[Begin]

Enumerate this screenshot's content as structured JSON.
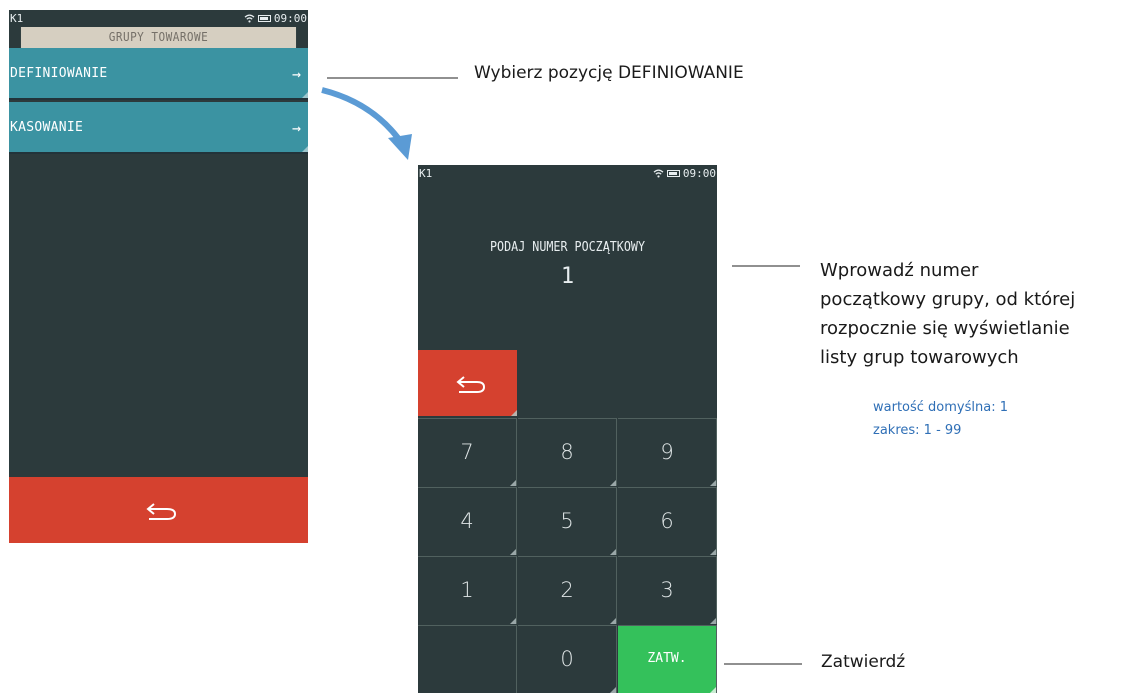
{
  "screen1": {
    "status": {
      "left": "K1",
      "time": "09:00"
    },
    "title": "GRUPY TOWAROWE",
    "menu": [
      {
        "label": "DEFINIOWANIE",
        "arrow": "→"
      },
      {
        "label": "KASOWANIE",
        "arrow": "→"
      }
    ],
    "back_icon": "back-arrow-icon",
    "colors": {
      "menu": "#3b93a2",
      "back": "#d5412f",
      "background": "#2c3a3c",
      "title_bar": "#d6cfc1"
    }
  },
  "screen2": {
    "status": {
      "left": "K1",
      "time": "09:00"
    },
    "prompt": "PODAJ NUMER POCZĄTKOWY",
    "value": "1",
    "back_icon": "back-arrow-icon",
    "keys": [
      "7",
      "8",
      "9",
      "4",
      "5",
      "6",
      "1",
      "2",
      "3",
      "",
      "0",
      "ZATW."
    ],
    "colors": {
      "confirm": "#34c15b",
      "back": "#d5412f"
    }
  },
  "annotations": {
    "select": "Wybierz pozycję DEFINIOWANIE",
    "enter_line1": "Wprowadź numer",
    "enter_line2": "początkowy grupy, od której",
    "enter_line3": "rozpocznie się wyświetlanie",
    "enter_line4": "listy grup towarowych",
    "default_value": "wartość domyślna: 1",
    "range": "zakres:  1 - 99",
    "confirm": "Zatwierdź",
    "arrow_color": "#5b9bd5",
    "note_color": "#2f6fb6"
  }
}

[End]

## What you are asked to do
In the listing above, find the lines holding the word "DEFINIOWANIE" and copy them.

## Result
        "label": "DEFINIOWANIE",
    "select": "Wybierz pozycję DEFINIOWANIE",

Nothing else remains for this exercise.